• _Exercise_: Copy every one of the following items line for line, leaving each character as it is.

• _Data_:
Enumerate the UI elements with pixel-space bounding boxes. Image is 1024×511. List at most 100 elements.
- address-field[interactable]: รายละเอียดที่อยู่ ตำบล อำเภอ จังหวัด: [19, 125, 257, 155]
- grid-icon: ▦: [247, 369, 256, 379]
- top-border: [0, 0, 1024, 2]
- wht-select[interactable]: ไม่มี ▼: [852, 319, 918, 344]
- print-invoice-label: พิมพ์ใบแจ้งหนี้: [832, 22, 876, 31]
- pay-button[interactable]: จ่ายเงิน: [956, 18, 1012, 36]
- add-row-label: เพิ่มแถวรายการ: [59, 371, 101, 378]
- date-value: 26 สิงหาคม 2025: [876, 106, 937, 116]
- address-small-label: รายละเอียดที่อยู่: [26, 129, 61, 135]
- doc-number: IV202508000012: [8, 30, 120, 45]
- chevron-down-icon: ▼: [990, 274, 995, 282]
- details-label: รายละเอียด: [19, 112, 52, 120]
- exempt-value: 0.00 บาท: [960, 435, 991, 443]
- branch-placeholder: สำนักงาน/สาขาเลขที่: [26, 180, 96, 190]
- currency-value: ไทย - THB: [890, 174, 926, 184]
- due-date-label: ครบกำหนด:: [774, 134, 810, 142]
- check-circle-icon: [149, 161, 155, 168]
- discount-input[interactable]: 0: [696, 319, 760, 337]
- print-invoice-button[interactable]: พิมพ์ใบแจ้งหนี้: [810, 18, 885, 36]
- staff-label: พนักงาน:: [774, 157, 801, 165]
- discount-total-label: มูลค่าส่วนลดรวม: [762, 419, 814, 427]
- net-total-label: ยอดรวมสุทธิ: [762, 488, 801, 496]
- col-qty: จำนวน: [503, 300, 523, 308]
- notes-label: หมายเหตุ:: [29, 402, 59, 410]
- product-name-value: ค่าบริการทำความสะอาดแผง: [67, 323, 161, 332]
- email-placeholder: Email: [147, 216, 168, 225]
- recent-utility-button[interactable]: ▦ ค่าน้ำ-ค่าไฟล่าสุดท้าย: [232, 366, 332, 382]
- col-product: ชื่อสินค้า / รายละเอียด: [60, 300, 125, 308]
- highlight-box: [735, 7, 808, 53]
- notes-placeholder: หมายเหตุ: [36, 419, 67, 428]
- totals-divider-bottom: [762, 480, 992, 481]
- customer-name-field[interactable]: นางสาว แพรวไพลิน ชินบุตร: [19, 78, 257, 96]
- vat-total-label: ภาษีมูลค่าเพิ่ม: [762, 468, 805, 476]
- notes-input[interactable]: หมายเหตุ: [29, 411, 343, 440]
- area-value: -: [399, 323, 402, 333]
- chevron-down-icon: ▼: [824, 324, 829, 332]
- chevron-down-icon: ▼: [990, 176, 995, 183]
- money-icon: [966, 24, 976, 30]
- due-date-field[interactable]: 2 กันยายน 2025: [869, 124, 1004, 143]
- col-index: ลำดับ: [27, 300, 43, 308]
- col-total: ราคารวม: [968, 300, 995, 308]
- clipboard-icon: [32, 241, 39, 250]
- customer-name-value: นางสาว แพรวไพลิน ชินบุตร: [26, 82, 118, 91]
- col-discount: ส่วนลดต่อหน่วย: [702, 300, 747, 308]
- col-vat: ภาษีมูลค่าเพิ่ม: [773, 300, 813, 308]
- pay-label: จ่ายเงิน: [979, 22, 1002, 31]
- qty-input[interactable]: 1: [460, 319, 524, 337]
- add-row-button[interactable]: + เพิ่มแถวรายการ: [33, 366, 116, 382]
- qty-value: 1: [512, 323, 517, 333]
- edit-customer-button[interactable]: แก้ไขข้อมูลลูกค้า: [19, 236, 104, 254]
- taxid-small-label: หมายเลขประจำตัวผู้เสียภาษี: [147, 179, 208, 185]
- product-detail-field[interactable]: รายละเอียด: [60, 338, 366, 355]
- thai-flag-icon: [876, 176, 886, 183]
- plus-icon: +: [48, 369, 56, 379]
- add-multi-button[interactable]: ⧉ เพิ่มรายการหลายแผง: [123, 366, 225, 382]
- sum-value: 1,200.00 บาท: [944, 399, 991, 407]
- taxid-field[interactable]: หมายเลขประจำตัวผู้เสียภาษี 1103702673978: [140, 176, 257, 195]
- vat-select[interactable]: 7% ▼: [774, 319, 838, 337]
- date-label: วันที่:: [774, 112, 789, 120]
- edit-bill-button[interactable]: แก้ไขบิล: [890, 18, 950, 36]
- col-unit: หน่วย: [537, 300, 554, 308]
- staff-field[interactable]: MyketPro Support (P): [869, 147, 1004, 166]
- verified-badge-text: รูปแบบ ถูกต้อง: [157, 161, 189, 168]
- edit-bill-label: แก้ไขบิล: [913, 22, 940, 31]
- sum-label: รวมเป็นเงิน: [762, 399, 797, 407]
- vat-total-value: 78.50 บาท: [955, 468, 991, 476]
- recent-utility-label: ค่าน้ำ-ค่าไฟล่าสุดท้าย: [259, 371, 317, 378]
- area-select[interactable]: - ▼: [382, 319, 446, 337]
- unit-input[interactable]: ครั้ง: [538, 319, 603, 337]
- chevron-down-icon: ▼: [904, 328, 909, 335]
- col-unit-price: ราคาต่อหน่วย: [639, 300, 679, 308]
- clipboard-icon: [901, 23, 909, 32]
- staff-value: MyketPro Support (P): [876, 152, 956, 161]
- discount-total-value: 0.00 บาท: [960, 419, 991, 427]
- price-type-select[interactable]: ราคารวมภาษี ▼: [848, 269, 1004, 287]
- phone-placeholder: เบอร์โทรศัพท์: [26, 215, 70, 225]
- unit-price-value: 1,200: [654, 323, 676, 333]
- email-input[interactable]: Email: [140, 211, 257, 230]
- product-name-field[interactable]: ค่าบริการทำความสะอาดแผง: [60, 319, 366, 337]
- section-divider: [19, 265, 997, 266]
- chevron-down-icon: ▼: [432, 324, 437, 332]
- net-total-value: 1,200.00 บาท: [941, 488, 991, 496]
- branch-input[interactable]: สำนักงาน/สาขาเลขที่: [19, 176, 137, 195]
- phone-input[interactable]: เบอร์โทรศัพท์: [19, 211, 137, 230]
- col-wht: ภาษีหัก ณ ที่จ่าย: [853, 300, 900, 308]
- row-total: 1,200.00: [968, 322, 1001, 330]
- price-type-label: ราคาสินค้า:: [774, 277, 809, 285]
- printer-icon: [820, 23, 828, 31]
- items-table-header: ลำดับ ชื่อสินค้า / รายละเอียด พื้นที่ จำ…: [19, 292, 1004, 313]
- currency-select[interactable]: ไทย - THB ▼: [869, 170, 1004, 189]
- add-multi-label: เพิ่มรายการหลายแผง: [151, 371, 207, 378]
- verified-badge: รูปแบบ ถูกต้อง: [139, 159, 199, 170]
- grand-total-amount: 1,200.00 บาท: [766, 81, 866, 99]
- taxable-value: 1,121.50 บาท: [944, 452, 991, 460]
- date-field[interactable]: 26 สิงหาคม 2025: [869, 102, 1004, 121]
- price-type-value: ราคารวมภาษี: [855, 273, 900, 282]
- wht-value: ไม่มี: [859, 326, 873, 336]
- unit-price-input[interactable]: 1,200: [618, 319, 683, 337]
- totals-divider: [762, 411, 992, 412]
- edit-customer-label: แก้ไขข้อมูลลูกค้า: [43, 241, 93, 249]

• _Worked solution_:
Enumerate the UI elements with pixel-space bounding boxes. Image is 1024×511. List at most 100 elements.
- address-field[interactable]: รายละเอียดที่อยู่ ตำบล อำเภอ จังหวัด: [19, 125, 257, 155]
- grid-icon: ▦: [247, 369, 256, 379]
- top-border: [0, 0, 1024, 2]
- wht-select[interactable]: ไม่มี ▼: [852, 319, 918, 344]
- print-invoice-label: พิมพ์ใบแจ้งหนี้: [832, 22, 876, 31]
- pay-button[interactable]: จ่ายเงิน: [956, 18, 1012, 36]
- add-row-label: เพิ่มแถวรายการ: [59, 371, 101, 378]
- date-value: 26 สิงหาคม 2025: [876, 106, 937, 116]
- address-small-label: รายละเอียดที่อยู่: [26, 129, 61, 135]
- doc-number: IV202508000012: [8, 30, 120, 45]
- chevron-down-icon: ▼: [990, 274, 995, 282]
- details-label: รายละเอียด: [19, 112, 52, 120]
- exempt-value: 0.00 บาท: [960, 435, 991, 443]
- branch-placeholder: สำนักงาน/สาขาเลขที่: [26, 180, 96, 190]
- currency-value: ไทย - THB: [890, 174, 926, 184]
- due-date-label: ครบกำหนด:: [774, 134, 810, 142]
- check-circle-icon: [149, 161, 155, 168]
- discount-input[interactable]: 0: [696, 319, 760, 337]
- print-invoice-button[interactable]: พิมพ์ใบแจ้งหนี้: [810, 18, 885, 36]
- staff-label: พนักงาน:: [774, 157, 801, 165]
- discount-total-label: มูลค่าส่วนลดรวม: [762, 419, 814, 427]
- net-total-label: ยอดรวมสุทธิ: [762, 488, 801, 496]
- col-qty: จำนวน: [503, 300, 523, 308]
- notes-label: หมายเหตุ:: [29, 402, 59, 410]
- product-name-value: ค่าบริการทำความสะอาดแผง: [67, 323, 161, 332]
- email-placeholder: Email: [147, 216, 168, 225]
- recent-utility-button[interactable]: ▦ ค่าน้ำ-ค่าไฟล่าสุดท้าย: [232, 366, 332, 382]
- col-product: ชื่อสินค้า / รายละเอียด: [60, 300, 125, 308]
- highlight-box: [735, 7, 808, 53]
- notes-placeholder: หมายเหตุ: [36, 419, 67, 428]
- totals-divider-bottom: [762, 480, 992, 481]
- customer-name-field[interactable]: นางสาว แพรวไพลิน ชินบุตร: [19, 78, 257, 96]
- vat-total-label: ภาษีมูลค่าเพิ่ม: [762, 468, 805, 476]
- notes-input[interactable]: หมายเหตุ: [29, 411, 343, 440]
- area-value: -: [399, 323, 402, 333]
- chevron-down-icon: ▼: [824, 324, 829, 332]
- chevron-down-icon: ▼: [990, 176, 995, 183]
- money-icon: [966, 24, 976, 30]
- due-date-field[interactable]: 2 กันยายน 2025: [869, 124, 1004, 143]
- col-index: ลำดับ: [27, 300, 43, 308]
- col-total: ราคารวม: [968, 300, 995, 308]
- clipboard-icon: [32, 241, 39, 250]
- customer-name-value: นางสาว แพรวไพลิน ชินบุตร: [26, 82, 118, 91]
- col-discount: ส่วนลดต่อหน่วย: [702, 300, 747, 308]
- col-vat: ภาษีมูลค่าเพิ่ม: [773, 300, 813, 308]
- pay-label: จ่ายเงิน: [979, 22, 1002, 31]
- qty-input[interactable]: 1: [460, 319, 524, 337]
- add-row-button[interactable]: + เพิ่มแถวรายการ: [33, 366, 116, 382]
- qty-value: 1: [512, 323, 517, 333]
- edit-customer-button[interactable]: แก้ไขข้อมูลลูกค้า: [19, 236, 104, 254]
- taxid-small-label: หมายเลขประจำตัวผู้เสียภาษี: [147, 179, 208, 185]
- product-detail-field[interactable]: รายละเอียด: [60, 338, 366, 355]
- thai-flag-icon: [876, 176, 886, 183]
- plus-icon: +: [48, 369, 56, 379]
- add-multi-button[interactable]: ⧉ เพิ่มรายการหลายแผง: [123, 366, 225, 382]
- sum-value: 1,200.00 บาท: [944, 399, 991, 407]
- taxid-field[interactable]: หมายเลขประจำตัวผู้เสียภาษี 1103702673978: [140, 176, 257, 195]
- vat-select[interactable]: 7% ▼: [774, 319, 838, 337]
- date-label: วันที่:: [774, 112, 789, 120]
- edit-bill-button[interactable]: แก้ไขบิล: [890, 18, 950, 36]
- col-unit: หน่วย: [537, 300, 554, 308]
- staff-field[interactable]: MyketPro Support (P): [869, 147, 1004, 166]
- verified-badge-text: รูปแบบ ถูกต้อง: [157, 161, 189, 168]
- edit-bill-label: แก้ไขบิล: [913, 22, 940, 31]
- sum-label: รวมเป็นเงิน: [762, 399, 797, 407]
- vat-total-value: 78.50 บาท: [955, 468, 991, 476]
- recent-utility-label: ค่าน้ำ-ค่าไฟล่าสุดท้าย: [259, 371, 317, 378]
- area-select[interactable]: - ▼: [382, 319, 446, 337]
- unit-input[interactable]: ครั้ง: [538, 319, 603, 337]
- chevron-down-icon: ▼: [904, 328, 909, 335]
- col-unit-price: ราคาต่อหน่วย: [639, 300, 679, 308]
- clipboard-icon: [901, 23, 909, 32]
- staff-value: MyketPro Support (P): [876, 152, 956, 161]
- discount-total-value: 0.00 บาท: [960, 419, 991, 427]
- price-type-select[interactable]: ราคารวมภาษี ▼: [848, 269, 1004, 287]
- phone-placeholder: เบอร์โทรศัพท์: [26, 215, 70, 225]
- unit-price-value: 1,200: [654, 323, 676, 333]
- email-input[interactable]: Email: [140, 211, 257, 230]
- product-name-field[interactable]: ค่าบริการทำความสะอาดแผง: [60, 319, 366, 337]
- section-divider: [19, 265, 997, 266]
- chevron-down-icon: ▼: [432, 324, 437, 332]
- net-total-value: 1,200.00 บาท: [941, 488, 991, 496]
- branch-input[interactable]: สำนักงาน/สาขาเลขที่: [19, 176, 137, 195]
- phone-input[interactable]: เบอร์โทรศัพท์: [19, 211, 137, 230]
- col-wht: ภาษีหัก ณ ที่จ่าย: [853, 300, 900, 308]
- row-total: 1,200.00: [968, 322, 1001, 330]
- price-type-label: ราคาสินค้า:: [774, 277, 809, 285]
- printer-icon: [820, 23, 828, 31]
- items-table-header: ลำดับ ชื่อสินค้า / รายละเอียด พื้นที่ จำ…: [19, 292, 1004, 313]
- currency-select[interactable]: ไทย - THB ▼: [869, 170, 1004, 189]
- add-multi-label: เพิ่มรายการหลายแผง: [151, 371, 207, 378]
- verified-badge: รูปแบบ ถูกต้อง: [139, 159, 199, 170]
- grand-total-amount: 1,200.00 บาท: [766, 81, 866, 99]
- taxable-value: 1,121.50 บาท: [944, 452, 991, 460]
- date-field[interactable]: 26 สิงหาคม 2025: [869, 102, 1004, 121]
- price-type-value: ราคารวมภาษี: [855, 273, 900, 282]
- wht-value: ไม่มี: [859, 326, 873, 336]
- unit-price-input[interactable]: 1,200: [618, 319, 683, 337]
- totals-divider: [762, 411, 992, 412]
- edit-customer-label: แก้ไขข้อมูลลูกค้า: [43, 241, 93, 249]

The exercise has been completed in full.